__WHAT THE TASK ASKS__
Tally up the lines that include "RSFC" and state that number by itself.

## Start DATASET ROWS

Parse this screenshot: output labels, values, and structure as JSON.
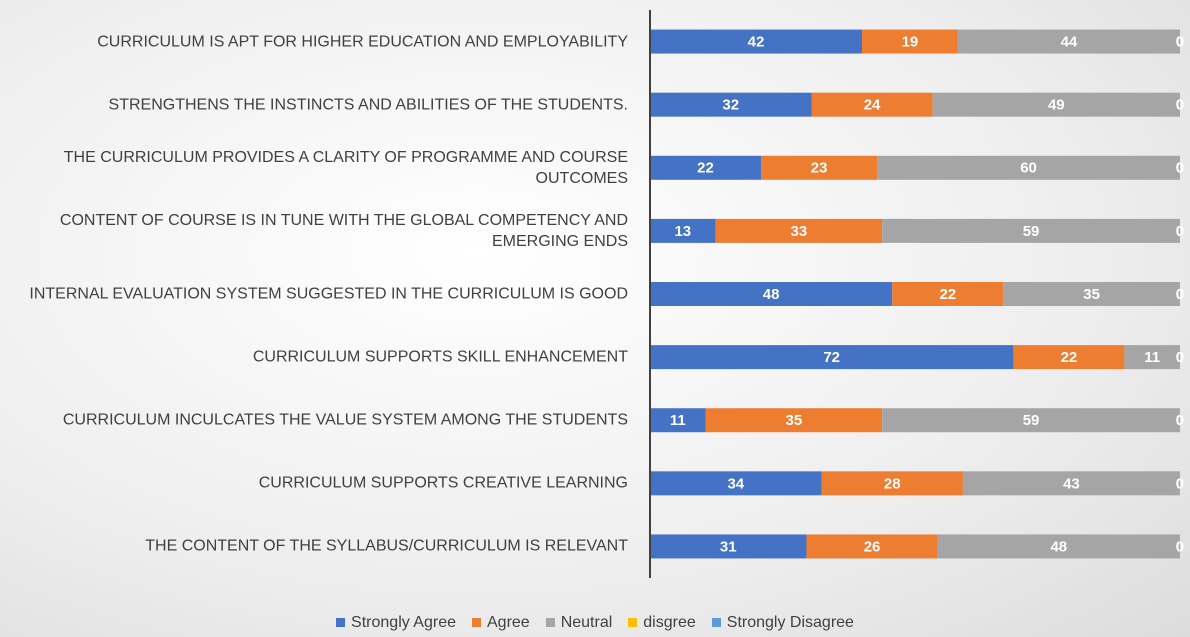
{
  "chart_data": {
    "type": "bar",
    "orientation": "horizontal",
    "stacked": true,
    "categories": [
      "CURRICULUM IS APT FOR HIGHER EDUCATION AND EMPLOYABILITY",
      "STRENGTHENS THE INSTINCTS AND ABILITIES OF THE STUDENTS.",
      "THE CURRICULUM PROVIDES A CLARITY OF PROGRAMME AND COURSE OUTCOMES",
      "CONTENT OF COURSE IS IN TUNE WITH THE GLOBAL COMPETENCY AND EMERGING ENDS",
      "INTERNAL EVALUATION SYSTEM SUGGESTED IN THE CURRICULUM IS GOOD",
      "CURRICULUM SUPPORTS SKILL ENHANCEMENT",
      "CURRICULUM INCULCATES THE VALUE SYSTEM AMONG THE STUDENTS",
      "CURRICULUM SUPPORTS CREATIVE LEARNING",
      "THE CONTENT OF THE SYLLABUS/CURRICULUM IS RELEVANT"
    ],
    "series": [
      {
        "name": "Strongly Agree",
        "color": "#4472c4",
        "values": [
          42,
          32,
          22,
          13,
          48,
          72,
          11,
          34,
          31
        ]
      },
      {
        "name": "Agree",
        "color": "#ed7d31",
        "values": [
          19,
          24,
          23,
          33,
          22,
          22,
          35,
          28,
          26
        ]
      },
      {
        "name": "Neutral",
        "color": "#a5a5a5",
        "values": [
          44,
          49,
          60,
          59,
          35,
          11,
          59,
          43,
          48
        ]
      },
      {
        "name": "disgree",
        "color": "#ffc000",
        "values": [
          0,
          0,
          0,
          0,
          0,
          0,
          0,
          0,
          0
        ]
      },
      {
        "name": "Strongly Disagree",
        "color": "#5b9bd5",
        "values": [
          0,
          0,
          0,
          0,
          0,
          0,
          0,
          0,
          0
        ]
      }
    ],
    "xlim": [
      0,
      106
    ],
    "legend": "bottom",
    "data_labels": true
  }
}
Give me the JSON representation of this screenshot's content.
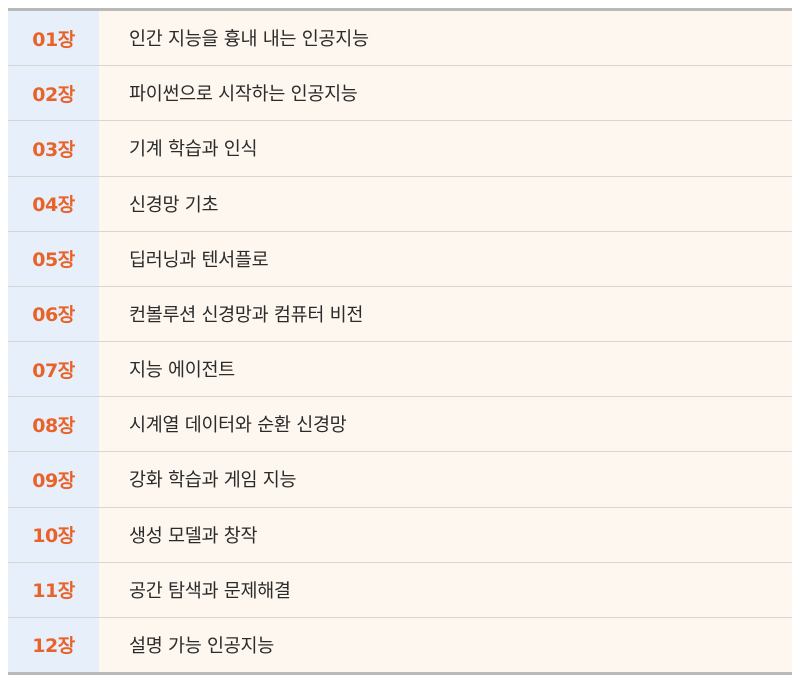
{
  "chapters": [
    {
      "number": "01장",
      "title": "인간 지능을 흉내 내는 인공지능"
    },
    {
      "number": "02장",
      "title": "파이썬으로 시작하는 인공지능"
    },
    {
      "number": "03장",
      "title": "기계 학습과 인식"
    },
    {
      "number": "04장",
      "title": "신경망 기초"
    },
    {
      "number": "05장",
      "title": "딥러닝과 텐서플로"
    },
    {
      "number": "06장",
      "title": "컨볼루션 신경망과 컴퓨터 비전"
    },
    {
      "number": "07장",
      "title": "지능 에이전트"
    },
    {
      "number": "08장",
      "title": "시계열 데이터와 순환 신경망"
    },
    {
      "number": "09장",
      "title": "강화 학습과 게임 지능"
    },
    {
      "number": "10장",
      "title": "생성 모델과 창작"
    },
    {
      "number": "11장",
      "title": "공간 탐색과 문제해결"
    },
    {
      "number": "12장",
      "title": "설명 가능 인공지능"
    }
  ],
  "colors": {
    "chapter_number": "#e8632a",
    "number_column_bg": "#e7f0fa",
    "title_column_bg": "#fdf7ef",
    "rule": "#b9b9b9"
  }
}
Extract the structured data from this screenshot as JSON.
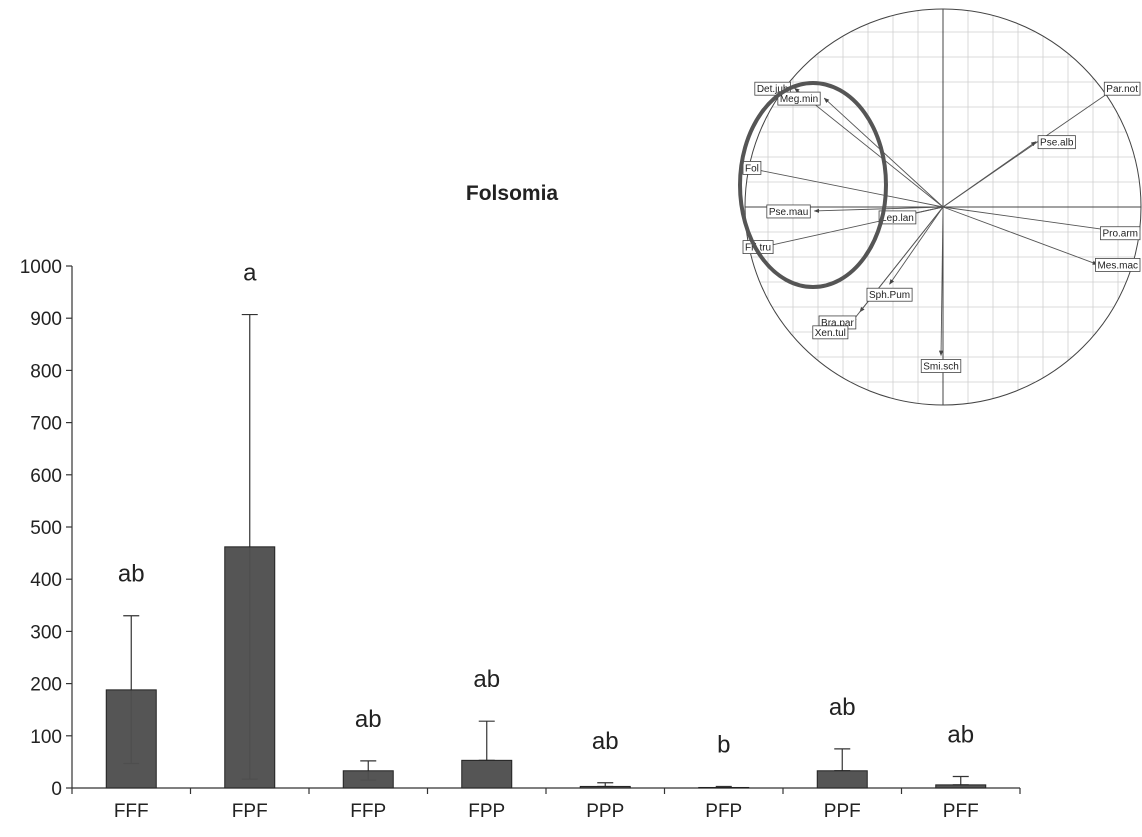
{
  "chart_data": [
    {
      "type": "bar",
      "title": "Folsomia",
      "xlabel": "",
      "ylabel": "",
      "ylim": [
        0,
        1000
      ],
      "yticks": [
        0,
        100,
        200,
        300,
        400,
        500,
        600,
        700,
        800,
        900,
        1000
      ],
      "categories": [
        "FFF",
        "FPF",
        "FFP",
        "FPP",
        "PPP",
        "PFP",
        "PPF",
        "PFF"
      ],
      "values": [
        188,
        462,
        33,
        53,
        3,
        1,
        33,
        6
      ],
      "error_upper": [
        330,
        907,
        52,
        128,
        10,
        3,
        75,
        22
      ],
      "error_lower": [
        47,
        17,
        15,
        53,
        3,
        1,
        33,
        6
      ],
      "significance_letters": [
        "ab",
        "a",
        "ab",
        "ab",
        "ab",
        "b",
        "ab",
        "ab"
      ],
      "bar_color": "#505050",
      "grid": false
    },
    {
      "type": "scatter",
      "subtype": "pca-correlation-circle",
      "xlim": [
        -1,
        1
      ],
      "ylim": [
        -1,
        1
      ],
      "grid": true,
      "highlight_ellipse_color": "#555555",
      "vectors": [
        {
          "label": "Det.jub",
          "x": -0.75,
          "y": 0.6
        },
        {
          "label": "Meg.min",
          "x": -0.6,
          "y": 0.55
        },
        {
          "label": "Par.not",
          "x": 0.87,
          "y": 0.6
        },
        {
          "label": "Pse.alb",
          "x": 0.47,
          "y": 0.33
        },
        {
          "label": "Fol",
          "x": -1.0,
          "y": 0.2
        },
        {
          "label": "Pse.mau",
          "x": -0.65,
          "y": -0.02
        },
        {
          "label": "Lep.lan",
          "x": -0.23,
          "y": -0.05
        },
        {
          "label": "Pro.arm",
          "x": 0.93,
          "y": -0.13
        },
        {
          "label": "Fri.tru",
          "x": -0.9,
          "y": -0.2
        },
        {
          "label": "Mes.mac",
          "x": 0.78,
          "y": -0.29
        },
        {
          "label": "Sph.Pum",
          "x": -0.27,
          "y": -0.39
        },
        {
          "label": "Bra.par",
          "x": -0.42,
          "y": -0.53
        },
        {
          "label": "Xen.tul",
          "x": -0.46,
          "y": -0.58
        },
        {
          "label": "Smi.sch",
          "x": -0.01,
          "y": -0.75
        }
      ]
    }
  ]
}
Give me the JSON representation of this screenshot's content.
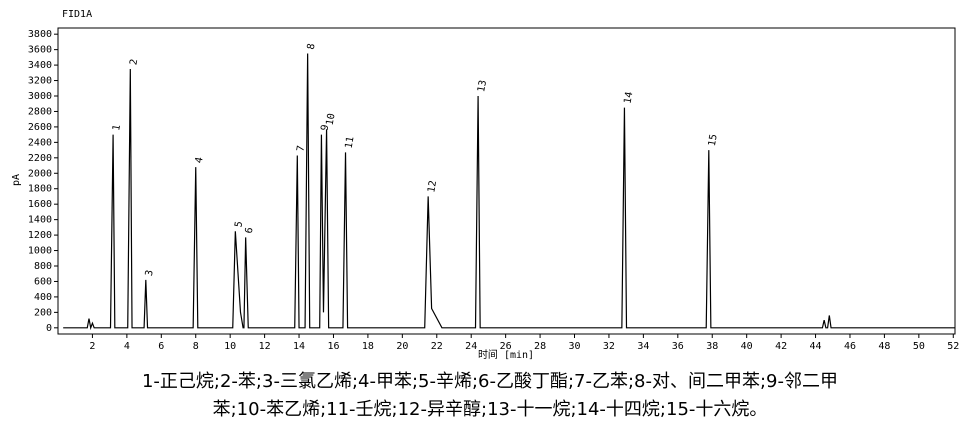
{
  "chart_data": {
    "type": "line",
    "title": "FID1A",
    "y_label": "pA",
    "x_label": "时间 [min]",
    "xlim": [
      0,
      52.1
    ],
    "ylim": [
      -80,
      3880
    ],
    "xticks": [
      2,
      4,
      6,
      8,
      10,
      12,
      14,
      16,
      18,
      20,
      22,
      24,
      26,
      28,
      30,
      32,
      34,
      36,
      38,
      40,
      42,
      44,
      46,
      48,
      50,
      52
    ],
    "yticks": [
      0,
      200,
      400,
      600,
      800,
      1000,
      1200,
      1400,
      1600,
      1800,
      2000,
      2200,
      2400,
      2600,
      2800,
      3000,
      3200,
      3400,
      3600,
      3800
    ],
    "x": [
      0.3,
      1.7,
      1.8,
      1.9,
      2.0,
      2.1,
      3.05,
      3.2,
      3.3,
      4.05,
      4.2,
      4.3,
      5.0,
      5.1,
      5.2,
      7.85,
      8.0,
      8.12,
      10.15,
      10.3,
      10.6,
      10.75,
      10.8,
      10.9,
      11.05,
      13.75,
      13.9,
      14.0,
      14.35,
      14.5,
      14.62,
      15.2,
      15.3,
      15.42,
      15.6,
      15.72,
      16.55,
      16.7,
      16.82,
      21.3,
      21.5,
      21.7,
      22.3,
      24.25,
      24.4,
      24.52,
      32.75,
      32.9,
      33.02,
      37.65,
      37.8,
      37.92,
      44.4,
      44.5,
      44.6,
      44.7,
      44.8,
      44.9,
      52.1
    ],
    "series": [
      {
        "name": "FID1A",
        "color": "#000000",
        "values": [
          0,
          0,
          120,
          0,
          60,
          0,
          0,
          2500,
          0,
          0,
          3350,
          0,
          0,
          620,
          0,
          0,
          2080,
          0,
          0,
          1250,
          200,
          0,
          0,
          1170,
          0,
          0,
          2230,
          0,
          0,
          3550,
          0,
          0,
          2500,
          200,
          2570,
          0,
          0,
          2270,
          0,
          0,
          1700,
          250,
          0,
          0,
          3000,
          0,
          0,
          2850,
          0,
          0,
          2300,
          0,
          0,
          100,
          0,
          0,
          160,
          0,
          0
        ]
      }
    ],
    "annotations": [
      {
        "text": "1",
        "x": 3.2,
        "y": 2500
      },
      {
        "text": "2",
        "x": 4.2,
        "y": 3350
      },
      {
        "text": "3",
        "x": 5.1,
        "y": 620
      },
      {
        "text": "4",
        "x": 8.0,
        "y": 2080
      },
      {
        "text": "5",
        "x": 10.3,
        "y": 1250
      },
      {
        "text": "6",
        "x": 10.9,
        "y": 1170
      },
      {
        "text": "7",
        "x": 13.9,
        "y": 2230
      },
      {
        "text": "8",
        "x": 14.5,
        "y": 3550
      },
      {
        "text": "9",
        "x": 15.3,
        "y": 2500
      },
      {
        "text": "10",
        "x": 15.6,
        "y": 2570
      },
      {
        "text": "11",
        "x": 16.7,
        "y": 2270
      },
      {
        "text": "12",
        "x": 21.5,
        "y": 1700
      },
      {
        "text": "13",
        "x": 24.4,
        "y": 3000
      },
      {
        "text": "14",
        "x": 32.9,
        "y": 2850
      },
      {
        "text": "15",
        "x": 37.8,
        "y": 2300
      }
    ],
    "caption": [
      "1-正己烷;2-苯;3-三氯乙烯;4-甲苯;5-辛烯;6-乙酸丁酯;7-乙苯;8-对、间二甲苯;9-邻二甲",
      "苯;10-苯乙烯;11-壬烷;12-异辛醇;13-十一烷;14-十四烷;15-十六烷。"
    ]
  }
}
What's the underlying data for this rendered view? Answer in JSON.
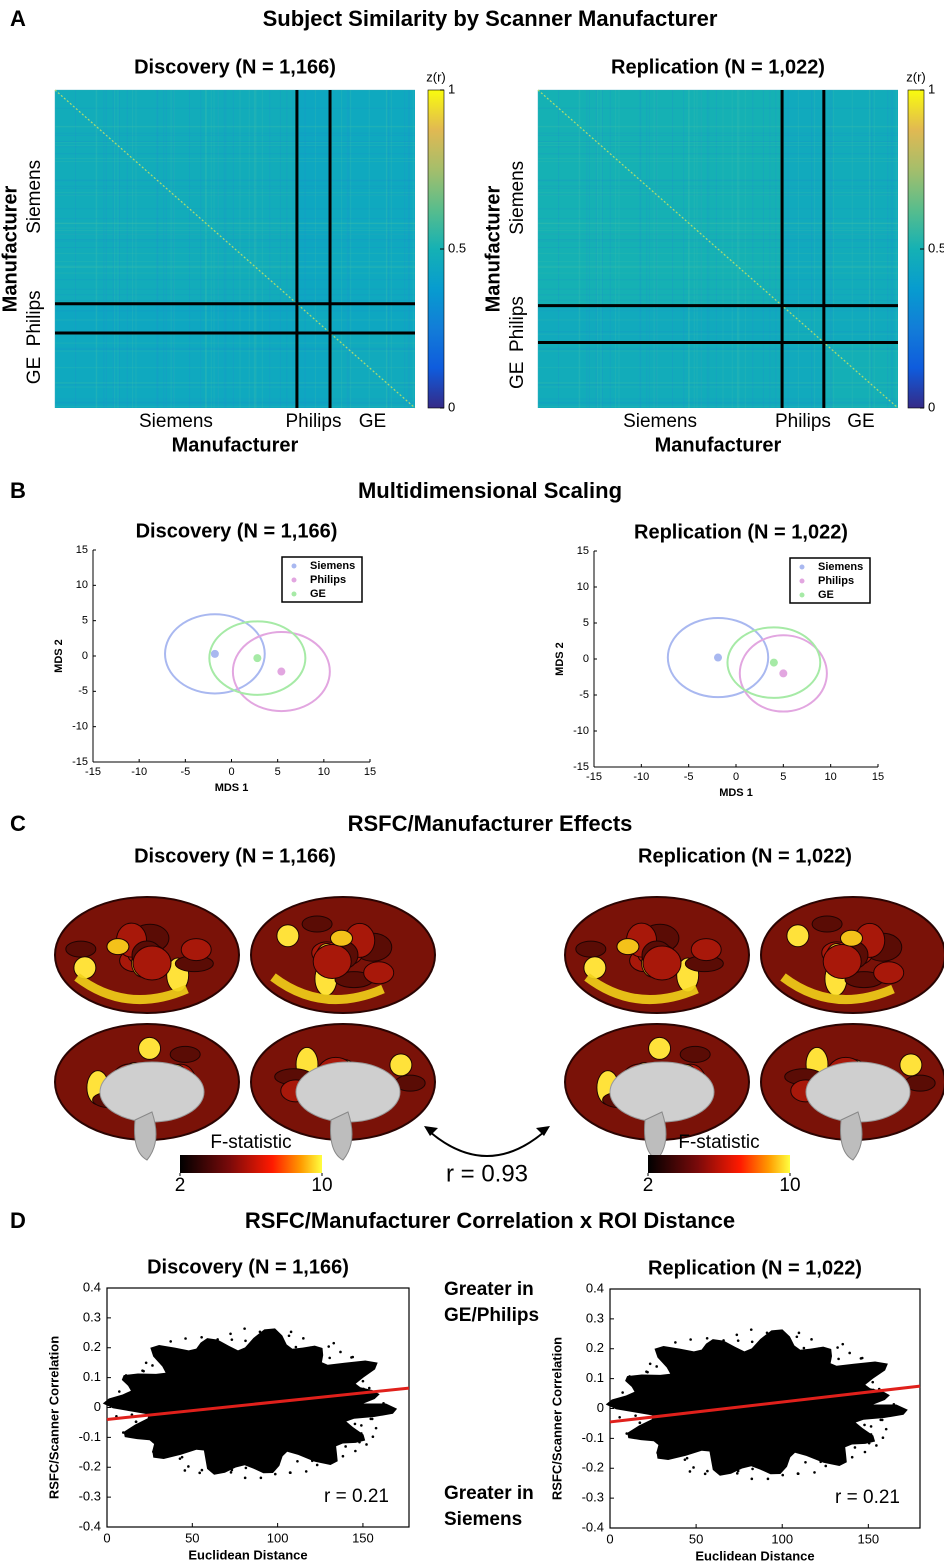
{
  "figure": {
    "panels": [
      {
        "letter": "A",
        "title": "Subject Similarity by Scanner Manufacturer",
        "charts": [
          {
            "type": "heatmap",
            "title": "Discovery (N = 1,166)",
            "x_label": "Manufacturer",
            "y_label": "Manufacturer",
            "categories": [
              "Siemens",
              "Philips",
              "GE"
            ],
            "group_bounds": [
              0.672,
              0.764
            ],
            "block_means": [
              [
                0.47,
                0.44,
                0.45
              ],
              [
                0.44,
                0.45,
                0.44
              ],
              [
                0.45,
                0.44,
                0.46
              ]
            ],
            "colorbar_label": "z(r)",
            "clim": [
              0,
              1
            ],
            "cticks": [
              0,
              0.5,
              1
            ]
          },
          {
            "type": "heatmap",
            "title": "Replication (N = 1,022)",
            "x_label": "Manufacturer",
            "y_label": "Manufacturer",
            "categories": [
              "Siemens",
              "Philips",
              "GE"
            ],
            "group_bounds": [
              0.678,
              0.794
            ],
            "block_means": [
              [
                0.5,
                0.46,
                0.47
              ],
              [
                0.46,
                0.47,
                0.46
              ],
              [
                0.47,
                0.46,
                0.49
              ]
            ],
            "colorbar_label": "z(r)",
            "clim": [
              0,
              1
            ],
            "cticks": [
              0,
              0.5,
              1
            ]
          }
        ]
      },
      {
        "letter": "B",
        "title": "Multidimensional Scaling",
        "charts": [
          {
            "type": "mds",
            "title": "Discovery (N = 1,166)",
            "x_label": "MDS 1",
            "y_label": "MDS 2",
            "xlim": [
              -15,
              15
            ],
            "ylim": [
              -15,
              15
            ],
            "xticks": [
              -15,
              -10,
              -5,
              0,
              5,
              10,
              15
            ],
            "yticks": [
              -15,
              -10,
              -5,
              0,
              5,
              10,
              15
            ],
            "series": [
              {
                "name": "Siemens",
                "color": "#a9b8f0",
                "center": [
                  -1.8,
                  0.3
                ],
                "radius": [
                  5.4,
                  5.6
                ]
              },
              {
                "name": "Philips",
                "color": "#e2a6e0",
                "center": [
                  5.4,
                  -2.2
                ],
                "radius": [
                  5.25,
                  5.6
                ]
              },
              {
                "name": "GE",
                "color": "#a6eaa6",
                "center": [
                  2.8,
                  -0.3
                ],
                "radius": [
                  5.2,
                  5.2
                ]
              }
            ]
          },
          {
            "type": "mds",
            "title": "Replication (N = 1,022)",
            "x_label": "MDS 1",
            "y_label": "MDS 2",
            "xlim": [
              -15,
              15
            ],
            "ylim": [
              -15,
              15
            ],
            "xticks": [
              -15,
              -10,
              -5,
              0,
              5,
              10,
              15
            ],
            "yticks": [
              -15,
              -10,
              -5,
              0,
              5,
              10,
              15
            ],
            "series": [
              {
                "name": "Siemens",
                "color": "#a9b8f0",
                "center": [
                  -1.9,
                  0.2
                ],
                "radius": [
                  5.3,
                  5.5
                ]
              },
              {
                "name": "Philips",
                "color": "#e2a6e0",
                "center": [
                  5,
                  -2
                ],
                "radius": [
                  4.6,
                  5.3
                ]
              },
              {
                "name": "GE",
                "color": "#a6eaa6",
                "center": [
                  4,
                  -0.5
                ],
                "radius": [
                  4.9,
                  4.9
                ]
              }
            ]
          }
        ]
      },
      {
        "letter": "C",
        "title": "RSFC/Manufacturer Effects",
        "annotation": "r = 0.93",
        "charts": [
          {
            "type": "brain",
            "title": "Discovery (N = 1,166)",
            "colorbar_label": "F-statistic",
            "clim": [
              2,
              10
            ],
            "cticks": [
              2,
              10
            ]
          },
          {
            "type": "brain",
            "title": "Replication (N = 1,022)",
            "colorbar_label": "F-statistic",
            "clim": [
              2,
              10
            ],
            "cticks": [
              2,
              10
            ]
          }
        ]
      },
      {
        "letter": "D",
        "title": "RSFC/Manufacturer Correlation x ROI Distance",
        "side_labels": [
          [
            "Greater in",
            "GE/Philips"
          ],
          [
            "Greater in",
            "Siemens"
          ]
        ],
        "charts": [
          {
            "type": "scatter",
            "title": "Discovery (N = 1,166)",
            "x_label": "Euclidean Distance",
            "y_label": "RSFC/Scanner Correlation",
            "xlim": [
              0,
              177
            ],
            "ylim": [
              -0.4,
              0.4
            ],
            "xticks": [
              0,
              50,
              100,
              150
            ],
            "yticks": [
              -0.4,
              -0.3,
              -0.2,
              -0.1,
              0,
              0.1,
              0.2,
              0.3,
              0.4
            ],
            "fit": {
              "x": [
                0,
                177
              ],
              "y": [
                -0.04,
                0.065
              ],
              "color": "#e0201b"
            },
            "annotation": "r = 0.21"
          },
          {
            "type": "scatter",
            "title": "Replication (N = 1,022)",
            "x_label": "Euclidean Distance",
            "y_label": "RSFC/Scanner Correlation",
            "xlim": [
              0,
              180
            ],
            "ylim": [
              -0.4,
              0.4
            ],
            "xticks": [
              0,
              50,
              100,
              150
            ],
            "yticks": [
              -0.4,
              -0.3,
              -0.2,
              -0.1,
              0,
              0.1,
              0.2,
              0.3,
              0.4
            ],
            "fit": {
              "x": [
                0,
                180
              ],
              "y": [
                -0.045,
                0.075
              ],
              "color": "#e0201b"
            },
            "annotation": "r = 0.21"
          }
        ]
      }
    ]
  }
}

## End DATASET ROWS

__RESPONSE TO THE EXERCISE__
4